* Instructions to follow
How many lines in this material include the string "ЗАКРЫТЬ"? Answer with the number and nothing further.

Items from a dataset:
==*==
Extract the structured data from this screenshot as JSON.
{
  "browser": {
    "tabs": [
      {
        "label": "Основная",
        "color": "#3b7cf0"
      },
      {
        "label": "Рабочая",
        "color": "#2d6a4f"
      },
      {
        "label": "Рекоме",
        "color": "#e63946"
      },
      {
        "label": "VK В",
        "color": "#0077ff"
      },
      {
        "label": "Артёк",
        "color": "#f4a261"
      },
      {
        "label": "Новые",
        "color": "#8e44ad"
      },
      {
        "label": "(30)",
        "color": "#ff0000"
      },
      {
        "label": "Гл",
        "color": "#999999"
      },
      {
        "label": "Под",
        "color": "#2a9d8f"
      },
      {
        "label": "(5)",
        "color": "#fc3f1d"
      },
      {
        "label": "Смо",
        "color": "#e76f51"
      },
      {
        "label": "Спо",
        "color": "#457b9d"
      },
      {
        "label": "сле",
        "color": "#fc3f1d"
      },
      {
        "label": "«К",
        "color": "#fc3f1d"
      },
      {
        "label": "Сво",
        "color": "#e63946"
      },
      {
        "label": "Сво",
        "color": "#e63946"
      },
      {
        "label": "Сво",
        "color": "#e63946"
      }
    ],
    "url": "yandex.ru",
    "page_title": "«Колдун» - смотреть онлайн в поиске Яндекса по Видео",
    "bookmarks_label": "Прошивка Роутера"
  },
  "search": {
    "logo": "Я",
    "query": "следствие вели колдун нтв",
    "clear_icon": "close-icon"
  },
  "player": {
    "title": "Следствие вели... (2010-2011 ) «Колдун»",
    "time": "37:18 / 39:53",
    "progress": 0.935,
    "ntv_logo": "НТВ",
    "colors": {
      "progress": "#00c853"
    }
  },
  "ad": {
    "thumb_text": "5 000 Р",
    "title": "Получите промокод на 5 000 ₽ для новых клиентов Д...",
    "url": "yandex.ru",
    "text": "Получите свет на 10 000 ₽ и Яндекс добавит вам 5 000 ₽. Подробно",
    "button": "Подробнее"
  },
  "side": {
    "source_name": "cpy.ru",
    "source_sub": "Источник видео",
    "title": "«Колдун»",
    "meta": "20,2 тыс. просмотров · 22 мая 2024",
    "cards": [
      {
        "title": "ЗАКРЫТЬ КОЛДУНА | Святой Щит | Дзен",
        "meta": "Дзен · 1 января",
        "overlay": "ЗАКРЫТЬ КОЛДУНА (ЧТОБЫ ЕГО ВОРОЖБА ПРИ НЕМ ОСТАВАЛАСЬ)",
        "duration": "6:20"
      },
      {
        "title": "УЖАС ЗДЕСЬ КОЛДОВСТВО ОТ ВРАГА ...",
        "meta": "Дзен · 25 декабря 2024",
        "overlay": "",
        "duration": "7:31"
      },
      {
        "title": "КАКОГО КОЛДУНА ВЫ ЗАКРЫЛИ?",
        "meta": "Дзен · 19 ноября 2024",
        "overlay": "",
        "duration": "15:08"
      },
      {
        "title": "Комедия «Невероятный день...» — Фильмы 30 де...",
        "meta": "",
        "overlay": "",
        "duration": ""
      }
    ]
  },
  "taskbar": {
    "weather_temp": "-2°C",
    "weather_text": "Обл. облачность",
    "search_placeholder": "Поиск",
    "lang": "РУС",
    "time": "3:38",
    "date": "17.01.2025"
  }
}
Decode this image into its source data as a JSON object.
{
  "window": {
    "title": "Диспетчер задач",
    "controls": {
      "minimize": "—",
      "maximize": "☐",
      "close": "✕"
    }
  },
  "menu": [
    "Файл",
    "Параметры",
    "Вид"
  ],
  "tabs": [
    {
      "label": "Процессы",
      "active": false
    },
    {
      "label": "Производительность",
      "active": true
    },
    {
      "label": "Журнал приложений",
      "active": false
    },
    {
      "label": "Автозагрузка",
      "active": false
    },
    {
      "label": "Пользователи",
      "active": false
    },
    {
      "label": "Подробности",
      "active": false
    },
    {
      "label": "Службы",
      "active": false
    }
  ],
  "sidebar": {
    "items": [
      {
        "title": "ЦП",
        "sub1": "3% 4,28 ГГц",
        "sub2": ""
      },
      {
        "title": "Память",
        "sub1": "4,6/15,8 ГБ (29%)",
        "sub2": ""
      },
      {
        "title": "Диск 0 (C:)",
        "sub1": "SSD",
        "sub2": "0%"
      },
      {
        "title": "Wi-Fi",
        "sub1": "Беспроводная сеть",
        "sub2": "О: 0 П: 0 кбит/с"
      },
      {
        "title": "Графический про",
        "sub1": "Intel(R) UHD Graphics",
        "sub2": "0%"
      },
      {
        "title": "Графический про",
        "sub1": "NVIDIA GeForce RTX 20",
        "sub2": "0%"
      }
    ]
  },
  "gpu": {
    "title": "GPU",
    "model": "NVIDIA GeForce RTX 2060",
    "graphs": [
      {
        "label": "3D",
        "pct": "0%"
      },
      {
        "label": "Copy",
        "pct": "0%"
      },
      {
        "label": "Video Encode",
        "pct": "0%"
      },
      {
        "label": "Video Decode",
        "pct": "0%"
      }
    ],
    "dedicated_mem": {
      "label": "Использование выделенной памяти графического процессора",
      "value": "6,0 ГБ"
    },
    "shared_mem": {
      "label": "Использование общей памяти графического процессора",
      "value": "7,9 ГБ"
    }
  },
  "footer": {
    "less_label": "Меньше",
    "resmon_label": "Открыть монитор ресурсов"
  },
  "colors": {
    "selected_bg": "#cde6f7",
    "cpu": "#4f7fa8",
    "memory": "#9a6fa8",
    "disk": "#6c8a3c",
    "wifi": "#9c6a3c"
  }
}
==*==
* Worked solution
2